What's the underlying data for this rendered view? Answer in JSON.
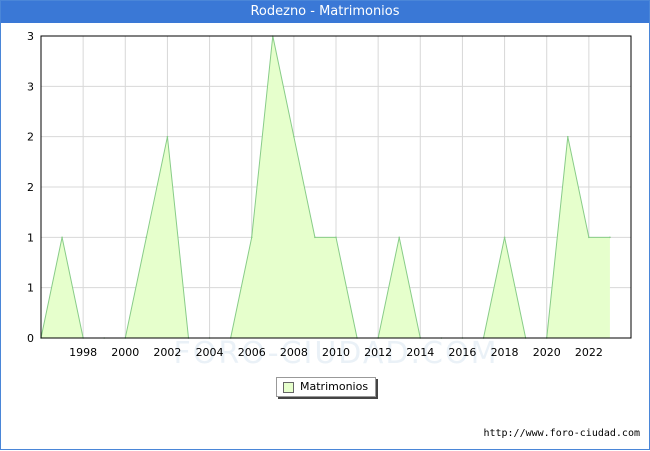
{
  "title": "Rodezno - Matrimonios",
  "watermark": "FORO-CIUDAD.COM",
  "source_url": "http://www.foro-ciudad.com",
  "colors": {
    "header": "#3a78d6",
    "fill": "#e6ffcc",
    "line": "#88cc88",
    "grid": "#d8d8d8"
  },
  "chart_data": {
    "type": "area",
    "title": "Rodezno - Matrimonios",
    "x": [
      1996,
      1997,
      1998,
      1999,
      2000,
      2001,
      2002,
      2003,
      2004,
      2005,
      2006,
      2007,
      2008,
      2009,
      2010,
      2011,
      2012,
      2013,
      2014,
      2015,
      2016,
      2017,
      2018,
      2019,
      2020,
      2021,
      2022,
      2023
    ],
    "series": [
      {
        "name": "Matrimonios",
        "values": [
          0,
          1,
          0,
          0,
          0,
          1,
          2,
          0,
          0,
          0,
          1,
          3,
          2,
          1,
          1,
          0,
          0,
          1,
          0,
          0,
          0,
          0,
          1,
          0,
          0,
          2,
          1,
          1
        ]
      }
    ],
    "x_ticks": [
      1998,
      2000,
      2002,
      2004,
      2006,
      2008,
      2010,
      2012,
      2014,
      2016,
      2018,
      2020,
      2022
    ],
    "y_ticks": [
      0,
      0.5,
      1,
      1.5,
      2,
      2.5,
      3
    ],
    "y_tick_labels": [
      "0",
      "1",
      "1",
      "2",
      "2",
      "3",
      "3"
    ],
    "ylim": [
      0,
      3
    ],
    "xlim": [
      1996,
      2024
    ],
    "grid": true,
    "legend_position": "bottom-center"
  }
}
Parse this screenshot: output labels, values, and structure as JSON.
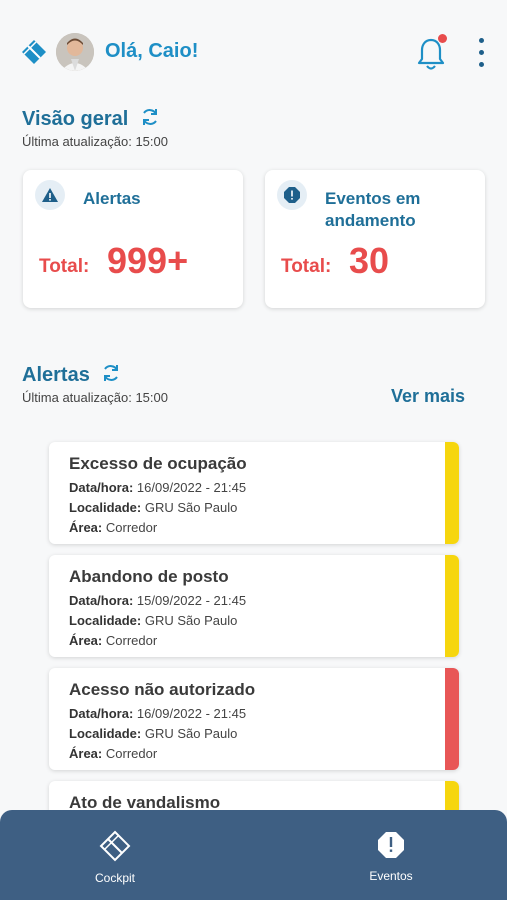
{
  "header": {
    "greeting": "Olá, Caio!",
    "logo_icon": "diamond-logo-icon",
    "avatar_icon": "user-avatar",
    "notification_icon": "bell-icon",
    "notification_dot_color": "#e84c4c",
    "menu_icon": "kebab-menu-icon"
  },
  "overview": {
    "title": "Visão geral",
    "last_update": "Última atualização: 15:00",
    "cards": [
      {
        "icon": "warning-triangle-icon",
        "title": "Alertas",
        "total_label": "Total:",
        "total_value": "999+"
      },
      {
        "icon": "alert-octagon-icon",
        "title_line1": "Eventos em",
        "title_line2": "andamento",
        "total_label": "Total:",
        "total_value": "30"
      }
    ]
  },
  "alerts": {
    "title": "Alertas",
    "last_update": "Última atualização: 15:00",
    "see_more": "Ver mais",
    "items": [
      {
        "title": "Excesso de ocupação",
        "datetime_label": "Data/hora:",
        "datetime": "16/09/2022 - 21:45",
        "location_label": "Localidade:",
        "location": "GRU São Paulo",
        "area_label": "Área:",
        "area": "Corredor",
        "severity_color": "#f6d60e"
      },
      {
        "title": "Abandono de posto",
        "datetime_label": "Data/hora:",
        "datetime": "15/09/2022 - 21:45",
        "location_label": "Localidade:",
        "location": "GRU São Paulo",
        "area_label": "Área:",
        "area": "Corredor",
        "severity_color": "#f6d60e"
      },
      {
        "title": "Acesso não autorizado",
        "datetime_label": "Data/hora:",
        "datetime": "16/09/2022 - 21:45",
        "location_label": "Localidade:",
        "location": "GRU São Paulo",
        "area_label": "Área:",
        "area": "Corredor",
        "severity_color": "#e85656"
      },
      {
        "title": "Ato de vandalismo",
        "severity_color": "#f6d60e"
      }
    ]
  },
  "bottom_nav": {
    "items": [
      {
        "label": "Cockpit",
        "icon": "cockpit-diamond-icon"
      },
      {
        "label": "Eventos",
        "icon": "alert-octagon-icon"
      }
    ]
  },
  "colors": {
    "primary": "#1e8fc6",
    "heading": "#1f6f98",
    "danger": "#e84c4c",
    "nav_bg": "#3e5f83"
  }
}
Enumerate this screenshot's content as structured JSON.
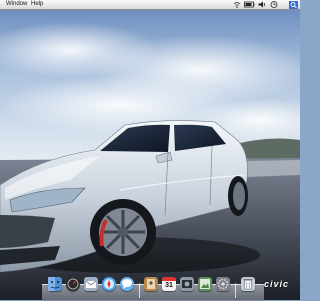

++++++++

**Exercise prompt**
Filter the entries and copy out every line with the word "Eventos".

**Solution**
        "title_line1": "Eventos em",
        "label": "Eventos",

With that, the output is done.